→ Short task: Take the entries below and print all of them exactly, please.
+ + + + + + +
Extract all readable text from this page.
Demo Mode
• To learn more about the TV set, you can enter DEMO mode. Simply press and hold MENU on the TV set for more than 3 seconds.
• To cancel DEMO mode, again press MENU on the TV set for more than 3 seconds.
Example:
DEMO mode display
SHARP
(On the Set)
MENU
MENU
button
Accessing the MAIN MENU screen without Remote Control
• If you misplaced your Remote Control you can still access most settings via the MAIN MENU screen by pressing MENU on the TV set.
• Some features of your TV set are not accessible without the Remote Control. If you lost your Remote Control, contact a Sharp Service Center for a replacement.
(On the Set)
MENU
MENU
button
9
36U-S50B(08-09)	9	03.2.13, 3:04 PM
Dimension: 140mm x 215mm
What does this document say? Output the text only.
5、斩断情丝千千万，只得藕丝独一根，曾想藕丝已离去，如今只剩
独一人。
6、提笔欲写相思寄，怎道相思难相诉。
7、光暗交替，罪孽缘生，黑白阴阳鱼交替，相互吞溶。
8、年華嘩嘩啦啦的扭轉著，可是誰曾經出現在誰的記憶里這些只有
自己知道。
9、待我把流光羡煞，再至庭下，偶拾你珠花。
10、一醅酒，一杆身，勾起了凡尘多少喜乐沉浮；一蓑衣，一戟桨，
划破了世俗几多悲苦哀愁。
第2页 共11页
+ + + + + + +
→ Correct response:
Extract all readable text from this page.
Demo Mode
• To learn more about the TV set, you can enter DEMO mode. Simply press and hold MENU on the TV set for more than 3 seconds.
• To cancel DEMO mode, again press MENU on the TV set for more than 3 seconds.
Example:
DEMO mode display
SHARP
(On the Set)
MENU
MENU
button
Accessing the MAIN MENU screen without Remote Control
• If you misplaced your Remote Control you can still access most settings via the MAIN MENU screen by pressing MENU on the TV set.
• Some features of your TV set are not accessible without the Remote Control. If you lost your Remote Control, contact a Sharp Service Center for a replacement.
(On the Set)
MENU
MENU
button
9
36U-S50B(08-09)	9	03.2.13, 3:04 PM
Dimension: 140mm x 215mm
What does this document say? Output the text only.
5、斩断情丝千千万，只得藕丝独一根，曾想藕丝已离去，如今只剩
独一人。
6、提笔欲写相思寄，怎道相思难相诉。
7、光暗交替，罪孽缘生，黑白阴阳鱼交替，相互吞溶。
8、年華嘩嘩啦啦的扭轉著，可是誰曾經出現在誰的記憶里這些只有
自己知道。
9、待我把流光羡煞，再至庭下，偶拾你珠花。
10、一醅酒，一杆身，勾起了凡尘多少喜乐沉浮；一蓑衣，一戟桨，
划破了世俗几多悲苦哀愁。
第2页 共11页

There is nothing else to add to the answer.